→ **WHAT TO DO**:
Copy each line exactly. Leave nothing out.

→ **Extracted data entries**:
----------
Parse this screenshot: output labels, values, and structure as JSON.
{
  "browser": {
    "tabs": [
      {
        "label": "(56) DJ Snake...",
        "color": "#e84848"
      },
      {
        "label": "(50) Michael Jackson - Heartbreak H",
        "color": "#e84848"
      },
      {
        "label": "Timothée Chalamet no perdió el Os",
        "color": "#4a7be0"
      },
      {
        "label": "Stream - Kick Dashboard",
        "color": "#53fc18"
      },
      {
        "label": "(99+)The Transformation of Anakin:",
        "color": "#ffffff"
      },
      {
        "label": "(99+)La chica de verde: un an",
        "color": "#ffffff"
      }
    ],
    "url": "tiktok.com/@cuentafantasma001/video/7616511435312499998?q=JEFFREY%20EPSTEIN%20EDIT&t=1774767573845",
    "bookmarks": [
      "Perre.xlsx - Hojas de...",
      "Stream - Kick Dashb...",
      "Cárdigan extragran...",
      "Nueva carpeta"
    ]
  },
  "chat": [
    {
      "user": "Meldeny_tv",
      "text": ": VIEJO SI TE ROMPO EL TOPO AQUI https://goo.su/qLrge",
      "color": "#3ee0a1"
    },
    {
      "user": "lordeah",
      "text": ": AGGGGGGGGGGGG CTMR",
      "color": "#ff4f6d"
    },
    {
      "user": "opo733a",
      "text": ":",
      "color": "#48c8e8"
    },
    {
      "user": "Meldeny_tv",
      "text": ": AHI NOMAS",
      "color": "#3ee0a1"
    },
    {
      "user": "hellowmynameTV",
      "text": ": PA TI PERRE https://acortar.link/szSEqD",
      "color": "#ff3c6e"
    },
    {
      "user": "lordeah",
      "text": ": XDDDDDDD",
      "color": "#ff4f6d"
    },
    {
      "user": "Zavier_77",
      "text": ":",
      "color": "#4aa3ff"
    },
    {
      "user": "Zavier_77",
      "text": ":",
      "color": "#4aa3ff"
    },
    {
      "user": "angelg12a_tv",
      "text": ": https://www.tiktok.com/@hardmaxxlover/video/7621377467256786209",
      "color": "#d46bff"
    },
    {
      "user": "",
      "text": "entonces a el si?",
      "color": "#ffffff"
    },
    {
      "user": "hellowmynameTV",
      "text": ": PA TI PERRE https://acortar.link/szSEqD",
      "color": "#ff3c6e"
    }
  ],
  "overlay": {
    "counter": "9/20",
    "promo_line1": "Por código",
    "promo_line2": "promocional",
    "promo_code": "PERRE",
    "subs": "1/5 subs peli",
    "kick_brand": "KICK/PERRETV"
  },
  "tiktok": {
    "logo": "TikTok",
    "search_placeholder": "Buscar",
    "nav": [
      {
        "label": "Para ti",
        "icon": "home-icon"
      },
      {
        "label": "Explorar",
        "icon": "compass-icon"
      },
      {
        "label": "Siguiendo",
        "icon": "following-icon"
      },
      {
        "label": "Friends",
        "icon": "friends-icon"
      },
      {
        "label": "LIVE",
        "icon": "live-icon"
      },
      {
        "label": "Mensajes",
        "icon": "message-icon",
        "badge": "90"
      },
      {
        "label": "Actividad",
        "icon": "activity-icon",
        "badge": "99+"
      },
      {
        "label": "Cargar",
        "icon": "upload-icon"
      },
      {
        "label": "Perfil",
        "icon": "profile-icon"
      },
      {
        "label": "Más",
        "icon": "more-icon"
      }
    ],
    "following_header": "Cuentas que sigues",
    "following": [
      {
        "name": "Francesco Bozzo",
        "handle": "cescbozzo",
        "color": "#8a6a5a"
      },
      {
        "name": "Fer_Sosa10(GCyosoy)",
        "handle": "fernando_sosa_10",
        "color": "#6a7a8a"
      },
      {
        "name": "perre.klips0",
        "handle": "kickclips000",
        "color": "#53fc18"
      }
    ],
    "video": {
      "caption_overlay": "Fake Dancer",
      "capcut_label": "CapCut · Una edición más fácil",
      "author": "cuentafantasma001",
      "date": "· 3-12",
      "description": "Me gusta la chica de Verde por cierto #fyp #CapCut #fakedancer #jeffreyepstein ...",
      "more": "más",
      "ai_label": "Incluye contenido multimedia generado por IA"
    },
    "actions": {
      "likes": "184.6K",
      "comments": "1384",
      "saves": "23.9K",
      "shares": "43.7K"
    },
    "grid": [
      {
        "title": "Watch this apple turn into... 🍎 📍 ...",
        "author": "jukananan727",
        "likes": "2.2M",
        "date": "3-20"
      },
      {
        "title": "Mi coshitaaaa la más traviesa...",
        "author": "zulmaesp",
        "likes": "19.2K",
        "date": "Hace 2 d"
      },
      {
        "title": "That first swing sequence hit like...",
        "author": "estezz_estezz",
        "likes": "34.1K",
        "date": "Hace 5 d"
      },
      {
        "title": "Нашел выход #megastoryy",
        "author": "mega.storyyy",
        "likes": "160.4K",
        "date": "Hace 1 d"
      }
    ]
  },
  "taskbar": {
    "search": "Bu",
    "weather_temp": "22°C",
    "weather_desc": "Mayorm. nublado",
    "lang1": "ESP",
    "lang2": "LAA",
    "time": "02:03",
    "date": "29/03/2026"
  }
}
----------
→ **ANSWER TO THIS PROBLEM**:
Parse this screenshot: output labels, values, and structure as JSON.
{
  "browser": {
    "tabs": [
      {
        "label": "(56) DJ Snake...",
        "color": "#e84848"
      },
      {
        "label": "(50) Michael Jackson - Heartbreak H",
        "color": "#e84848"
      },
      {
        "label": "Timothée Chalamet no perdió el Os",
        "color": "#4a7be0"
      },
      {
        "label": "Stream - Kick Dashboard",
        "color": "#53fc18"
      },
      {
        "label": "(99+)The Transformation of Anakin:",
        "color": "#ffffff"
      },
      {
        "label": "(99+)La chica de verde: un an",
        "color": "#ffffff"
      }
    ],
    "url": "tiktok.com/@cuentafantasma001/video/7616511435312499998?q=JEFFREY%20EPSTEIN%20EDIT&t=1774767573845",
    "bookmarks": [
      "Perre.xlsx - Hojas de...",
      "Stream - Kick Dashb...",
      "Cárdigan extragran...",
      "Nueva carpeta"
    ]
  },
  "chat": [
    {
      "user": "Meldeny_tv",
      "text": ": VIEJO SI TE ROMPO EL TOPO AQUI https://goo.su/qLrge",
      "color": "#3ee0a1"
    },
    {
      "user": "lordeah",
      "text": ": AGGGGGGGGGGGG CTMR",
      "color": "#ff4f6d"
    },
    {
      "user": "opo733a",
      "text": ":",
      "color": "#48c8e8"
    },
    {
      "user": "Meldeny_tv",
      "text": ": AHI NOMAS",
      "color": "#3ee0a1"
    },
    {
      "user": "hellowmynameTV",
      "text": ": PA TI PERRE https://acortar.link/szSEqD",
      "color": "#ff3c6e"
    },
    {
      "user": "lordeah",
      "text": ": XDDDDDDD",
      "color": "#ff4f6d"
    },
    {
      "user": "Zavier_77",
      "text": ":",
      "color": "#4aa3ff"
    },
    {
      "user": "Zavier_77",
      "text": ":",
      "color": "#4aa3ff"
    },
    {
      "user": "angelg12a_tv",
      "text": ": https://www.tiktok.com/@hardmaxxlover/video/7621377467256786209",
      "color": "#d46bff"
    },
    {
      "user": "",
      "text": "entonces a el si?",
      "color": "#ffffff"
    },
    {
      "user": "hellowmynameTV",
      "text": ": PA TI PERRE https://acortar.link/szSEqD",
      "color": "#ff3c6e"
    }
  ],
  "overlay": {
    "counter": "9/20",
    "promo_line1": "Por código",
    "promo_line2": "promocional",
    "promo_code": "PERRE",
    "subs": "1/5 subs peli",
    "kick_brand": "KICK/PERRETV"
  },
  "tiktok": {
    "logo": "TikTok",
    "search_placeholder": "Buscar",
    "nav": [
      {
        "label": "Para ti",
        "icon": "home-icon"
      },
      {
        "label": "Explorar",
        "icon": "compass-icon"
      },
      {
        "label": "Siguiendo",
        "icon": "following-icon"
      },
      {
        "label": "Friends",
        "icon": "friends-icon"
      },
      {
        "label": "LIVE",
        "icon": "live-icon"
      },
      {
        "label": "Mensajes",
        "icon": "message-icon",
        "badge": "90"
      },
      {
        "label": "Actividad",
        "icon": "activity-icon",
        "badge": "99+"
      },
      {
        "label": "Cargar",
        "icon": "upload-icon"
      },
      {
        "label": "Perfil",
        "icon": "profile-icon"
      },
      {
        "label": "Más",
        "icon": "more-icon"
      }
    ],
    "following_header": "Cuentas que sigues",
    "following": [
      {
        "name": "Francesco Bozzo",
        "handle": "cescbozzo",
        "color": "#8a6a5a"
      },
      {
        "name": "Fer_Sosa10(GCyosoy)",
        "handle": "fernando_sosa_10",
        "color": "#6a7a8a"
      },
      {
        "name": "perre.klips0",
        "handle": "kickclips000",
        "color": "#53fc18"
      }
    ],
    "video": {
      "caption_overlay": "Fake Dancer",
      "capcut_label": "CapCut · Una edición más fácil",
      "author": "cuentafantasma001",
      "date": "· 3-12",
      "description": "Me gusta la chica de Verde por cierto #fyp #CapCut #fakedancer #jeffreyepstein ...",
      "more": "más",
      "ai_label": "Incluye contenido multimedia generado por IA"
    },
    "actions": {
      "likes": "184.6K",
      "comments": "1384",
      "saves": "23.9K",
      "shares": "43.7K"
    },
    "grid": [
      {
        "title": "Watch this apple turn into... 🍎 📍 ...",
        "author": "jukananan727",
        "likes": "2.2M",
        "date": "3-20"
      },
      {
        "title": "Mi coshitaaaa la más traviesa...",
        "author": "zulmaesp",
        "likes": "19.2K",
        "date": "Hace 2 d"
      },
      {
        "title": "That first swing sequence hit like...",
        "author": "estezz_estezz",
        "likes": "34.1K",
        "date": "Hace 5 d"
      },
      {
        "title": "Нашел выход #megastoryy",
        "author": "mega.storyyy",
        "likes": "160.4K",
        "date": "Hace 1 d"
      }
    ]
  },
  "taskbar": {
    "search": "Bu",
    "weather_temp": "22°C",
    "weather_desc": "Mayorm. nublado",
    "lang1": "ESP",
    "lang2": "LAA",
    "time": "02:03",
    "date": "29/03/2026"
  }
}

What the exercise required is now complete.